WHAT YOU ARE ASKED TO DO: Beneath this sentence is a set of records; write each of them out exactly.

MATERIAL FOR THE TASK:
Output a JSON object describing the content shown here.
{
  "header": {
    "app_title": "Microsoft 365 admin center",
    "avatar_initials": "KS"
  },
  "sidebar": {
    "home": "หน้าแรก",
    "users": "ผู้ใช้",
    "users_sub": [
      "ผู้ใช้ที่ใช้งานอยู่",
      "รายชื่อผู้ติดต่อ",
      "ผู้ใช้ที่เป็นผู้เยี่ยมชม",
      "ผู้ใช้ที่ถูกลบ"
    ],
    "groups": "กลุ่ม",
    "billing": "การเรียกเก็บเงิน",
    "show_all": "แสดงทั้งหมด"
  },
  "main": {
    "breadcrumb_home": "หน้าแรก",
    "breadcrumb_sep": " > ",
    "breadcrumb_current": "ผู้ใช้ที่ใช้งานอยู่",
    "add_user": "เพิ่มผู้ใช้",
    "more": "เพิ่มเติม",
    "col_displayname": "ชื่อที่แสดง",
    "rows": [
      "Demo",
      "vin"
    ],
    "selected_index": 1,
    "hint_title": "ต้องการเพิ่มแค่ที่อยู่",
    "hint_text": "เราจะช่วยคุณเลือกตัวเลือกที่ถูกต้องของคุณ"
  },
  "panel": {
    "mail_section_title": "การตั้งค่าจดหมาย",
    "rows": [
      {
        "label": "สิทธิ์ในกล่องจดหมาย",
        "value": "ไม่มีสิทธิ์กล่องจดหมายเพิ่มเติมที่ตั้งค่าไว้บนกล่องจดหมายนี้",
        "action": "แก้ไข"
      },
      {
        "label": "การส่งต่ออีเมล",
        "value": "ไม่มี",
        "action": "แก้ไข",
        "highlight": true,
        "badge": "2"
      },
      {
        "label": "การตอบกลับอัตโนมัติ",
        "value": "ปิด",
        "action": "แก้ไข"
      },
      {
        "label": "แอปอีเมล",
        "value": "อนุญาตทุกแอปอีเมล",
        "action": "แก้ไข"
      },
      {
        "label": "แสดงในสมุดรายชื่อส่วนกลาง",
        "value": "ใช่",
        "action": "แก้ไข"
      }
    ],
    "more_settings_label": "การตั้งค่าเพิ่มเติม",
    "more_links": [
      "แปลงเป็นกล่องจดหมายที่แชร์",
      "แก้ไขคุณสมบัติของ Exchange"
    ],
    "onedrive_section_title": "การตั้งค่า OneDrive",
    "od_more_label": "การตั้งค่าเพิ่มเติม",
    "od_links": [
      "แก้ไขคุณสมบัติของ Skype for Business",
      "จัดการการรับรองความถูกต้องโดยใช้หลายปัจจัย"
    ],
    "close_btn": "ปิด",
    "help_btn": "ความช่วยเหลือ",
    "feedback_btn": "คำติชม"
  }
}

TASK RESPONSE:
Output a JSON object describing the content shown here.
{
  "header": {
    "app_title": "Microsoft 365 admin center",
    "avatar_initials": "KS"
  },
  "sidebar": {
    "home": "หน้าแรก",
    "users": "ผู้ใช้",
    "users_sub": [
      "ผู้ใช้ที่ใช้งานอยู่",
      "รายชื่อผู้ติดต่อ",
      "ผู้ใช้ที่เป็นผู้เยี่ยมชม",
      "ผู้ใช้ที่ถูกลบ"
    ],
    "groups": "กลุ่ม",
    "billing": "การเรียกเก็บเงิน",
    "show_all": "แสดงทั้งหมด"
  },
  "main": {
    "breadcrumb_home": "หน้าแรก",
    "breadcrumb_sep": " > ",
    "breadcrumb_current": "ผู้ใช้ที่ใช้งานอยู่",
    "add_user": "เพิ่มผู้ใช้",
    "more": "เพิ่มเติม",
    "col_displayname": "ชื่อที่แสดง",
    "rows": [
      "Demo",
      "vin"
    ],
    "selected_index": 1,
    "hint_title": "ต้องการเพิ่มแค่ที่อยู่",
    "hint_text": "เราจะช่วยคุณเลือกตัวเลือกที่ถูกต้องของคุณ"
  },
  "panel": {
    "mail_section_title": "การตั้งค่าจดหมาย",
    "rows": [
      {
        "label": "สิทธิ์ในกล่องจดหมาย",
        "value": "ไม่มีสิทธิ์กล่องจดหมายเพิ่มเติมที่ตั้งค่าไว้บนกล่องจดหมายนี้",
        "action": "แก้ไข"
      },
      {
        "label": "การส่งต่ออีเมล",
        "value": "ไม่มี",
        "action": "แก้ไข",
        "highlight": true,
        "badge": "2"
      },
      {
        "label": "การตอบกลับอัตโนมัติ",
        "value": "ปิด",
        "action": "แก้ไข"
      },
      {
        "label": "แอปอีเมล",
        "value": "อนุญาตทุกแอปอีเมล",
        "action": "แก้ไข"
      },
      {
        "label": "แสดงในสมุดรายชื่อส่วนกลาง",
        "value": "ใช่",
        "action": "แก้ไข"
      }
    ],
    "more_settings_label": "การตั้งค่าเพิ่มเติม",
    "more_links": [
      "แปลงเป็นกล่องจดหมายที่แชร์",
      "แก้ไขคุณสมบัติของ Exchange"
    ],
    "onedrive_section_title": "การตั้งค่า OneDrive",
    "od_more_label": "การตั้งค่าเพิ่มเติม",
    "od_links": [
      "แก้ไขคุณสมบัติของ Skype for Business",
      "จัดการการรับรองความถูกต้องโดยใช้หลายปัจจัย"
    ],
    "close_btn": "ปิด",
    "help_btn": "ความช่วยเหลือ",
    "feedback_btn": "คำติชม"
  }
}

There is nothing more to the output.